- Exercise directions: Edit the entries from the line with "obstacle [1167,457,1173,463]" to the line with "obstacle [307,37,313,43]" by replacing "title-bar" with "window-title". Leave everything else unchanged.

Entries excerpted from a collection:
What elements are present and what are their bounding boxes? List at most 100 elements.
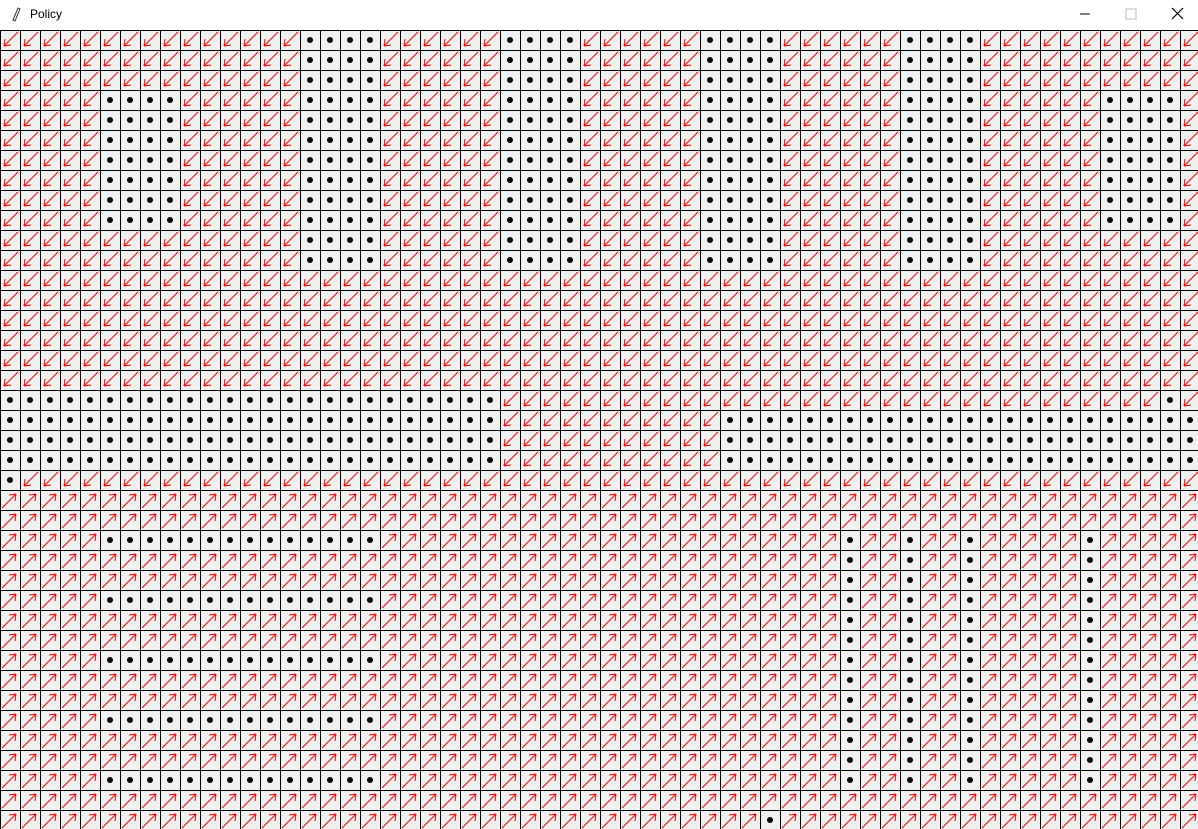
obstacle [1167,457,1173,463]
obstacle [407,437,413,443]
obstacle [327,137,333,143]
obstacle [407,457,413,463]
obstacle [307,777,313,783]
obstacle [207,457,213,463]
obstacle [1147,197,1153,203]
obstacle [367,437,373,443]
obstacle [487,417,493,423]
obstacle [967,37,973,43]
obstacle [1087,557,1093,563]
obstacle [327,417,333,423]
obstacle [347,417,353,423]
obstacle [367,777,373,783]
obstacle [147,417,153,423]
obstacle [907,657,913,663]
obstacle [147,437,153,443]
obstacle [367,717,373,723]
obstacle [327,157,333,163]
obstacle [167,137,173,143]
obstacle [307,417,313,423]
obstacle [307,117,313,123]
obstacle [147,97,153,103]
obstacle [527,217,533,223]
obstacle [247,777,253,783]
obstacle [547,137,553,143]
obstacle [1147,177,1153,183]
obstacle [287,597,293,603]
obstacle [927,117,933,123]
obstacle [387,397,393,403]
obstacle [847,757,853,763]
obstacle [727,217,733,223]
obstacle [567,237,573,243]
obstacle [1167,217,1173,223]
obstacle [307,97,313,103]
obstacle [507,197,513,203]
title-bar: Policy [0,0,1198,30]
obstacle [787,417,793,423]
obstacle [847,577,853,583]
obstacle [347,257,353,263]
obstacle [1187,457,1193,463]
obstacle [167,217,173,223]
obstacle [847,617,853,623]
obstacle [747,457,753,463]
obstacle [327,537,333,543]
obstacle [847,537,853,543]
obstacle [827,437,833,443]
obstacle [1007,457,1013,463]
obstacle [927,157,933,163]
obstacle [747,97,753,103]
obstacle [307,37,313,43]
obstacle [847,437,853,443]
obstacle [67,457,73,463]
obstacle [447,457,453,463]
obstacle [167,417,173,423]
obstacle [967,117,973,123]
obstacle [1087,737,1093,743]
obstacle [67,437,73,443]
obstacle [127,437,133,443]
obstacle [307,157,313,163]
obstacle [927,217,933,223]
obstacle [227,537,233,543]
obstacle [367,257,373,263]
obstacle [107,397,113,403]
obstacle [1147,157,1153,163]
obstacle [127,117,133,123]
obstacle [1087,697,1093,703]
obstacle [7,417,13,423]
obstacle [567,177,573,183]
obstacle [527,117,533,123]
obstacle [707,117,713,123]
obstacle [747,77,753,83]
obstacle [1047,417,1053,423]
obstacle [907,417,913,423]
obstacle [427,437,433,443]
obstacle [907,597,913,603]
maximize-button[interactable] [1125,8,1137,20]
obstacle [1067,417,1073,423]
obstacle [1107,97,1113,103]
obstacle [107,717,113,723]
obstacle [167,597,173,603]
obstacle [727,157,733,163]
obstacle [847,737,853,743]
close-button[interactable] [1171,7,1184,20]
obstacle [907,737,913,743]
obstacle [107,157,113,163]
obstacle [847,457,853,463]
obstacle [747,157,753,163]
obstacle [347,197,353,203]
obstacle [247,597,253,603]
obstacle [307,397,313,403]
obstacle [387,457,393,463]
obstacle [147,197,153,203]
obstacle [127,217,133,223]
obstacle [107,417,113,423]
obstacle [327,217,333,223]
obstacle [127,157,133,163]
obstacle [907,457,913,463]
obstacle [307,237,313,243]
obstacle [147,217,153,223]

- Answer for this exercise:
obstacle [1167,457,1173,463]
obstacle [407,437,413,443]
obstacle [327,137,333,143]
obstacle [407,457,413,463]
obstacle [307,777,313,783]
obstacle [207,457,213,463]
obstacle [1147,197,1153,203]
obstacle [367,437,373,443]
obstacle [487,417,493,423]
obstacle [967,37,973,43]
obstacle [1087,557,1093,563]
obstacle [327,417,333,423]
obstacle [347,417,353,423]
obstacle [367,777,373,783]
obstacle [147,417,153,423]
obstacle [907,657,913,663]
obstacle [147,437,153,443]
obstacle [367,717,373,723]
obstacle [327,157,333,163]
obstacle [167,137,173,143]
obstacle [307,417,313,423]
obstacle [307,117,313,123]
obstacle [147,97,153,103]
obstacle [527,217,533,223]
obstacle [247,777,253,783]
obstacle [547,137,553,143]
obstacle [1147,177,1153,183]
obstacle [287,597,293,603]
obstacle [927,117,933,123]
obstacle [387,397,393,403]
obstacle [847,757,853,763]
obstacle [727,217,733,223]
obstacle [567,237,573,243]
obstacle [1167,217,1173,223]
obstacle [307,97,313,103]
obstacle [507,197,513,203]
window-title: Policy [0,0,1198,30]
obstacle [787,417,793,423]
obstacle [847,577,853,583]
obstacle [347,257,353,263]
obstacle [1187,457,1193,463]
obstacle [167,217,173,223]
obstacle [847,617,853,623]
obstacle [747,457,753,463]
obstacle [327,537,333,543]
obstacle [847,537,853,543]
obstacle [827,437,833,443]
obstacle [1007,457,1013,463]
obstacle [927,157,933,163]
obstacle [747,97,753,103]
obstacle [307,37,313,43]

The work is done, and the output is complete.